TASK MATERIAL –
-------

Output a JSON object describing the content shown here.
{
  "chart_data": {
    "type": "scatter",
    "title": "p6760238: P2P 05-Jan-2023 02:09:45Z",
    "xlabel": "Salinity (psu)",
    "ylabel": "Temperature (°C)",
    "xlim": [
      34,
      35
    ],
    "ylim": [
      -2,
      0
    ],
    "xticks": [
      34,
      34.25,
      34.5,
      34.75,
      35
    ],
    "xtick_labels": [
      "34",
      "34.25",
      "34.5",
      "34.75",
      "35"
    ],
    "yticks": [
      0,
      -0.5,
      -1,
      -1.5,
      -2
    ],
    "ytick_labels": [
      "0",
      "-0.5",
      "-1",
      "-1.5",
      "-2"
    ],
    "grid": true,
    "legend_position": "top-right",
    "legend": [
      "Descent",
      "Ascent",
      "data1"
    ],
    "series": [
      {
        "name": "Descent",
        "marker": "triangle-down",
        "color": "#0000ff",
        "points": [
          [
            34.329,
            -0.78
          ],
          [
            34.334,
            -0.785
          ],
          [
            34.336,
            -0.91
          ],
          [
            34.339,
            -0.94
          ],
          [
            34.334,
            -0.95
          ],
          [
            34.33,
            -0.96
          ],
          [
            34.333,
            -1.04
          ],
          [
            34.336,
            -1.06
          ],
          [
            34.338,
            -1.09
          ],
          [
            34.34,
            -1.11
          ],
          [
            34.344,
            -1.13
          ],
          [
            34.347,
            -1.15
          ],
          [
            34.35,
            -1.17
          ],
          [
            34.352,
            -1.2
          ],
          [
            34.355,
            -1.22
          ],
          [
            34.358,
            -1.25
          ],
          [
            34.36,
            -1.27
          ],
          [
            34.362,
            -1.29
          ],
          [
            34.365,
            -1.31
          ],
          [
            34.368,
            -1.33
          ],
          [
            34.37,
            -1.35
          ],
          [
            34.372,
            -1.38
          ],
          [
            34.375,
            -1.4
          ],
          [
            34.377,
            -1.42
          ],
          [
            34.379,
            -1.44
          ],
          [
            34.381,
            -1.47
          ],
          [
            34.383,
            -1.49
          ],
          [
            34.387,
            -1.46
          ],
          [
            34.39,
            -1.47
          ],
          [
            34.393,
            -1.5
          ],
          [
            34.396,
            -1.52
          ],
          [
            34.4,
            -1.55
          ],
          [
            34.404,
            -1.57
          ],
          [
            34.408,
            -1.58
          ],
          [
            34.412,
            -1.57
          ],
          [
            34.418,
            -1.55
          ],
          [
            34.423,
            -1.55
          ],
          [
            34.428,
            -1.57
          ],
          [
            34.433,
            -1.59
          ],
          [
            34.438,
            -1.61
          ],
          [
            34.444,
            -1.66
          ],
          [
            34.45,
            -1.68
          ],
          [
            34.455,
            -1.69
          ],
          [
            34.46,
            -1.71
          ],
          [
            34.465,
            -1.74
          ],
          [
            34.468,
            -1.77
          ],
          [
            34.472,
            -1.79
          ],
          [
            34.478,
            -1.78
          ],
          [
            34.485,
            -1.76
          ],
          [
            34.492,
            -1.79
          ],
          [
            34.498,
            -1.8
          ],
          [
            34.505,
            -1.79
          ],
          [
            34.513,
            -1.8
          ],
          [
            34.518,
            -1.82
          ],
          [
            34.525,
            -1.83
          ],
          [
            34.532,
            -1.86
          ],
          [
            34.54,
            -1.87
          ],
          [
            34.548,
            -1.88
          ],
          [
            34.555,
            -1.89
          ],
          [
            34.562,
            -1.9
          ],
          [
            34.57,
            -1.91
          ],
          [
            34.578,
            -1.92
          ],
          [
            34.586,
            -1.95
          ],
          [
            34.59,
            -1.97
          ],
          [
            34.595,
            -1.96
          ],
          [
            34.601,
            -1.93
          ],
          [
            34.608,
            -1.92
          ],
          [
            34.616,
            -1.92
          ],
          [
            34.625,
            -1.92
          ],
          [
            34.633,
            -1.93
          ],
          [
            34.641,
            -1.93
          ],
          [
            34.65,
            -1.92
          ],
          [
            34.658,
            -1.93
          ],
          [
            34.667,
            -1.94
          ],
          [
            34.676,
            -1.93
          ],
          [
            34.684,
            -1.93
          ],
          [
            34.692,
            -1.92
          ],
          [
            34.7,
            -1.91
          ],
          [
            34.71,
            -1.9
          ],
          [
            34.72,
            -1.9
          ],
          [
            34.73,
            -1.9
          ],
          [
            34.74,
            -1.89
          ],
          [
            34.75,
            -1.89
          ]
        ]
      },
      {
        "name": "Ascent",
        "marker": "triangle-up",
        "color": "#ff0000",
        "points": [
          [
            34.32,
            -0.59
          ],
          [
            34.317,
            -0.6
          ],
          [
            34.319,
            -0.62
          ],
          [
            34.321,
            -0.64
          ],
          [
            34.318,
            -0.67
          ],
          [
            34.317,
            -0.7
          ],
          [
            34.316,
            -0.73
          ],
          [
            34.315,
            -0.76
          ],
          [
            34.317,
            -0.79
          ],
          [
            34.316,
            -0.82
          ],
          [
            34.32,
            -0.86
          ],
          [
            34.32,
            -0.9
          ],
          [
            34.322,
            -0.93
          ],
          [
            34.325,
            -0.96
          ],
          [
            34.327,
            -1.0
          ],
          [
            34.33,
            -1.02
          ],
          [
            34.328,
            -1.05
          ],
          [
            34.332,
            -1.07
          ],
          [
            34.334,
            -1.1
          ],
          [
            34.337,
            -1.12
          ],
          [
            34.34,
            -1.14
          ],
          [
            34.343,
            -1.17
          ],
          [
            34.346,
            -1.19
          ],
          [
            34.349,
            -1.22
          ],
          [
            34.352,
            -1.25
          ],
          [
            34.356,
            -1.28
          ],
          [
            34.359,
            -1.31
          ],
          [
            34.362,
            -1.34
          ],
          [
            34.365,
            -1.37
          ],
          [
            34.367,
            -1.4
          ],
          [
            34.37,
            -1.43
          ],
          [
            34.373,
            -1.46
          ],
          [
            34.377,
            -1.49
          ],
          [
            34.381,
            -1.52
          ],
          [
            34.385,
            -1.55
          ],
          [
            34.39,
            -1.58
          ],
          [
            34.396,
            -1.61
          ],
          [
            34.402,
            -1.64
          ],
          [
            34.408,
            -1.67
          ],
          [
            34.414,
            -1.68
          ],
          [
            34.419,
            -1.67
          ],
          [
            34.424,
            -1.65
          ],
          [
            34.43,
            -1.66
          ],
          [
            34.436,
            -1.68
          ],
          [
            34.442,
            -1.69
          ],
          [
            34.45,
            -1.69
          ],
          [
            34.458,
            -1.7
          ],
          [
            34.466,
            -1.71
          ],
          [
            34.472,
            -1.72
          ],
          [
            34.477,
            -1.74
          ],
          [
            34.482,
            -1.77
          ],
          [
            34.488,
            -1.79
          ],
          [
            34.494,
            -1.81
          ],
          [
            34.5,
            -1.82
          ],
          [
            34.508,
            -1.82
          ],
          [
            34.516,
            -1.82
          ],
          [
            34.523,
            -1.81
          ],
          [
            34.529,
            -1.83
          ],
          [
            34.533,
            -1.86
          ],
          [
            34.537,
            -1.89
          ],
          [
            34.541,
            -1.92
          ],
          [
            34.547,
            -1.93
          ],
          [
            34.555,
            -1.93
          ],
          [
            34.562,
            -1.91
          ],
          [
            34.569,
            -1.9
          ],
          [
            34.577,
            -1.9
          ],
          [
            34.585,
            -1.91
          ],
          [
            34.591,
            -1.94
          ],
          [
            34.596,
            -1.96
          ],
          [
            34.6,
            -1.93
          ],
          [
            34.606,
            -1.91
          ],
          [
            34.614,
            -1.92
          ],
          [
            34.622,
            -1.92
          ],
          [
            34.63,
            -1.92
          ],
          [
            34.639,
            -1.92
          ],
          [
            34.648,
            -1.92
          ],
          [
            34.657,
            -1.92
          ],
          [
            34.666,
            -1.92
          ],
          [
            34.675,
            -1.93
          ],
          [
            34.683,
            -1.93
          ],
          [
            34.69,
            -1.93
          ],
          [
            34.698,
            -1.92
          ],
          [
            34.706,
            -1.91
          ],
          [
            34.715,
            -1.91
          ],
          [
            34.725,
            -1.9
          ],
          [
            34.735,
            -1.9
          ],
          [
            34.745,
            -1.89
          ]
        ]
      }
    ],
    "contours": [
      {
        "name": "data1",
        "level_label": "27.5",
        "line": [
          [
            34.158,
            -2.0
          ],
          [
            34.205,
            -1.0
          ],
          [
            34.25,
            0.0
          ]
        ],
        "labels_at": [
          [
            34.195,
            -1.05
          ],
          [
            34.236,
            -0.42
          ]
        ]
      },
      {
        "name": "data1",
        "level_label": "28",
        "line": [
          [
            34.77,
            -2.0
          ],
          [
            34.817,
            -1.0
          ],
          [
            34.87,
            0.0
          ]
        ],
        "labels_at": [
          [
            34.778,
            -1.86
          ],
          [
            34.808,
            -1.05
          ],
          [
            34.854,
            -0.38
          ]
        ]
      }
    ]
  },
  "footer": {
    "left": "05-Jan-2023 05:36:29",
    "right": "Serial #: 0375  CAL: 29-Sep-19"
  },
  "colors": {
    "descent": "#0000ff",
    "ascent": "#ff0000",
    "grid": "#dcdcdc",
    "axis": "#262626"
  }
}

-------

DIRECTIONS FOR THIS TASK –
Gather all lines where the word "triangle" appears.

THE OUTPUT –
        "marker": "triangle-down",
        "marker": "triangle-up",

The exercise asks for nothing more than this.